Problem: Please extract and repeat these lines of the data exactly: begin at the first line of the data and stop after the line that contains "972, 310, 1002]", including both ends.

** Start of Data provided **

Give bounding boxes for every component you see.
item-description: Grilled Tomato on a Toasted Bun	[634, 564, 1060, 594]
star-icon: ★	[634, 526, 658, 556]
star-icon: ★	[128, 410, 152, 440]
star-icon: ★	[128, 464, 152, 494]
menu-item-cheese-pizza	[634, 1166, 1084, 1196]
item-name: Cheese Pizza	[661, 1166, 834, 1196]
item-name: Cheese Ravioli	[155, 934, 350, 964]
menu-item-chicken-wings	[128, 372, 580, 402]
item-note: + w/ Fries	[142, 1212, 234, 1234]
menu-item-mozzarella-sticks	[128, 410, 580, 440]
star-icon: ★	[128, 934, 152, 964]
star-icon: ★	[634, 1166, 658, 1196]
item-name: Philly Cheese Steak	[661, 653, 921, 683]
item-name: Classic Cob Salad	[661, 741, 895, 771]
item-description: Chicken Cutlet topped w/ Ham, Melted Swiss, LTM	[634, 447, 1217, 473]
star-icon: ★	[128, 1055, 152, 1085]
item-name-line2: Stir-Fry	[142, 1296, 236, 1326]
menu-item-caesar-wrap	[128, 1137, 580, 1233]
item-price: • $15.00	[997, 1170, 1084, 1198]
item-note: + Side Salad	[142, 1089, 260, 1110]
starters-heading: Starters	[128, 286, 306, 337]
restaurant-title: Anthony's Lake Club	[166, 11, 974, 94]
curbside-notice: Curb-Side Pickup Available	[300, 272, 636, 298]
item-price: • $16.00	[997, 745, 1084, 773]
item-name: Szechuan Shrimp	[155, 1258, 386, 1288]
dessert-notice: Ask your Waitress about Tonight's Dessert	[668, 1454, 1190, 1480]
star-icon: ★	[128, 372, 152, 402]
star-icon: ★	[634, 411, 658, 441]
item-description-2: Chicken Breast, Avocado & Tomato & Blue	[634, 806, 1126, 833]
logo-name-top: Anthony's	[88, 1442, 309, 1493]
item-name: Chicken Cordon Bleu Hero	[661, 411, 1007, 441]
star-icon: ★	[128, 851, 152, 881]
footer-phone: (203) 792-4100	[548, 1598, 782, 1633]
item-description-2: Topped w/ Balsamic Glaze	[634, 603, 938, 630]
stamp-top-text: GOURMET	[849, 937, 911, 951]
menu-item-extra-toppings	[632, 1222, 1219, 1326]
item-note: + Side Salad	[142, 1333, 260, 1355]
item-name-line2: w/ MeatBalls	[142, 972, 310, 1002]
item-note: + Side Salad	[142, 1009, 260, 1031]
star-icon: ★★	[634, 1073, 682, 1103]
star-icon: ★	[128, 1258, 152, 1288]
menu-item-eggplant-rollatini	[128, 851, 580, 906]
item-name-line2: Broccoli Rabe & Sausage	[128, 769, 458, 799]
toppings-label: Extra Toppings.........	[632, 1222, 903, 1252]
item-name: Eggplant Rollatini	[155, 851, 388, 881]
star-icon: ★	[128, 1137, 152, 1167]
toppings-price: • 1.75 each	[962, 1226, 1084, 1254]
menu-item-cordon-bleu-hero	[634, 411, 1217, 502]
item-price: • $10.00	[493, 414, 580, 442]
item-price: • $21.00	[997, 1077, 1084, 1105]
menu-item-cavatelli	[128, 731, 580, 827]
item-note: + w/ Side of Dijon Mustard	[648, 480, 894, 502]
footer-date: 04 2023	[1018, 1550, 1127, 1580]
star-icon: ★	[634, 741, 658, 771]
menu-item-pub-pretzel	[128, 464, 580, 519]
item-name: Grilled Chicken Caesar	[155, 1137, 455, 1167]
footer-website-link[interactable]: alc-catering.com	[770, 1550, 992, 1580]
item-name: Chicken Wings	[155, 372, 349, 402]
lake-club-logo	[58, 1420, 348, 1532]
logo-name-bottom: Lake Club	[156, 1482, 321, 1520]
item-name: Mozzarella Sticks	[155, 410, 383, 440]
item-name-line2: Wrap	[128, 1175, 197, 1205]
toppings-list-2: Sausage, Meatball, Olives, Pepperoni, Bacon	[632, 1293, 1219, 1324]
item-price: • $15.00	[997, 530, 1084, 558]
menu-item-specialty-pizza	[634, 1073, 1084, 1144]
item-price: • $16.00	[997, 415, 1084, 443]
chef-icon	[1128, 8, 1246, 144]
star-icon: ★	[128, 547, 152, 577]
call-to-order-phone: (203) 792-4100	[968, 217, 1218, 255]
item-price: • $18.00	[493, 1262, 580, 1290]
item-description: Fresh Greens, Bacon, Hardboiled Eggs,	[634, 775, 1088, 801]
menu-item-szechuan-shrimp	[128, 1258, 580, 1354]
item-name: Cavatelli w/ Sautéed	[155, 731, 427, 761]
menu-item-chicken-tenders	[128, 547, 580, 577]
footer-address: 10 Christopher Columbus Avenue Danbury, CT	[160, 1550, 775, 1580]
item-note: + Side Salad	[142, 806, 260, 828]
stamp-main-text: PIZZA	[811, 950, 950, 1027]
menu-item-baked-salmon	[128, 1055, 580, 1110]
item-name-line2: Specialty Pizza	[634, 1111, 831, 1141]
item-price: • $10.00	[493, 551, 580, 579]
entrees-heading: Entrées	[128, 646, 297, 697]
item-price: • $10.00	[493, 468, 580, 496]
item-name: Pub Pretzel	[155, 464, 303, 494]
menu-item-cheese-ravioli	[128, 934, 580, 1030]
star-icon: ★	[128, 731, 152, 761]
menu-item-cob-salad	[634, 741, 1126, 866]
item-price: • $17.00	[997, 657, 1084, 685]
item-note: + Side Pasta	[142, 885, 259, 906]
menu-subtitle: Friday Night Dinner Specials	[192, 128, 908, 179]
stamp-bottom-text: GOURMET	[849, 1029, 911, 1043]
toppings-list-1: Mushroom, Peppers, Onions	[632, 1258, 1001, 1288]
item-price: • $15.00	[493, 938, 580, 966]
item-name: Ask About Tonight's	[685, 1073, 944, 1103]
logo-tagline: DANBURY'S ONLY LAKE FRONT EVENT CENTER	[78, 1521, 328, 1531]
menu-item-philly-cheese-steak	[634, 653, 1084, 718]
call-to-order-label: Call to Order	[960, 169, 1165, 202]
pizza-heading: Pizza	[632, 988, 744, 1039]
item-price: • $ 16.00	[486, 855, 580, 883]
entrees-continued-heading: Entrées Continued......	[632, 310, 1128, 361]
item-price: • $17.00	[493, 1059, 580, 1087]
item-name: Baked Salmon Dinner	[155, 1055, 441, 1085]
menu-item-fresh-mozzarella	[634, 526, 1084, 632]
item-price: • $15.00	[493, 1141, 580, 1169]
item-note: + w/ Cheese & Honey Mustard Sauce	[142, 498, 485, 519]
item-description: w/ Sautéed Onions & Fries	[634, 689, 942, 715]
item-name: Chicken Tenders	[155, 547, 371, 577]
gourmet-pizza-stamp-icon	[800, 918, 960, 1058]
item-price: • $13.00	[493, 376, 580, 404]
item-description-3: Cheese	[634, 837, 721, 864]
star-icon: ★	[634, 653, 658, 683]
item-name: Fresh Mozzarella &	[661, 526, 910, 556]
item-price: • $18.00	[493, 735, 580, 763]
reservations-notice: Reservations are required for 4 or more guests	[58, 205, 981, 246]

** End of Data provided **

Output below:
Give bounding boxes for every component you see.
item-description: Grilled Tomato on a Toasted Bun	[634, 564, 1060, 594]
star-icon: ★	[634, 526, 658, 556]
star-icon: ★	[128, 410, 152, 440]
star-icon: ★	[128, 464, 152, 494]
menu-item-cheese-pizza	[634, 1166, 1084, 1196]
item-name: Cheese Pizza	[661, 1166, 834, 1196]
item-name: Cheese Ravioli	[155, 934, 350, 964]
menu-item-chicken-wings	[128, 372, 580, 402]
item-note: + w/ Fries	[142, 1212, 234, 1234]
menu-item-mozzarella-sticks	[128, 410, 580, 440]
star-icon: ★	[128, 934, 152, 964]
star-icon: ★	[634, 1166, 658, 1196]
item-name: Philly Cheese Steak	[661, 653, 921, 683]
item-name: Classic Cob Salad	[661, 741, 895, 771]
item-description: Chicken Cutlet topped w/ Ham, Melted Swiss, LTM	[634, 447, 1217, 473]
star-icon: ★	[128, 1055, 152, 1085]
item-name-line2: Stir-Fry	[142, 1296, 236, 1326]
menu-item-caesar-wrap	[128, 1137, 580, 1233]
item-price: • $15.00	[997, 1170, 1084, 1198]
item-note: + Side Salad	[142, 1089, 260, 1110]
starters-heading: Starters	[128, 286, 306, 337]
restaurant-title: Anthony's Lake Club	[166, 11, 974, 94]
curbside-notice: Curb-Side Pickup Available	[300, 272, 636, 298]
item-price: • $16.00	[997, 745, 1084, 773]
item-name: Szechuan Shrimp	[155, 1258, 386, 1288]
dessert-notice: Ask your Waitress about Tonight's Dessert	[668, 1454, 1190, 1480]
star-icon: ★	[128, 372, 152, 402]
star-icon: ★	[634, 411, 658, 441]
item-description-2: Chicken Breast, Avocado & Tomato & Blue	[634, 806, 1126, 833]
logo-name-top: Anthony's	[88, 1442, 309, 1493]
item-name: Chicken Cordon Bleu Hero	[661, 411, 1007, 441]
star-icon: ★	[128, 851, 152, 881]
footer-phone: (203) 792-4100	[548, 1598, 782, 1633]
item-description-2: Topped w/ Balsamic Glaze	[634, 603, 938, 630]
stamp-top-text: GOURMET	[849, 937, 911, 951]
menu-item-extra-toppings	[632, 1222, 1219, 1326]
item-note: + Side Salad	[142, 1333, 260, 1355]
item-name-line2: w/ MeatBalls	[142, 972, 310, 1002]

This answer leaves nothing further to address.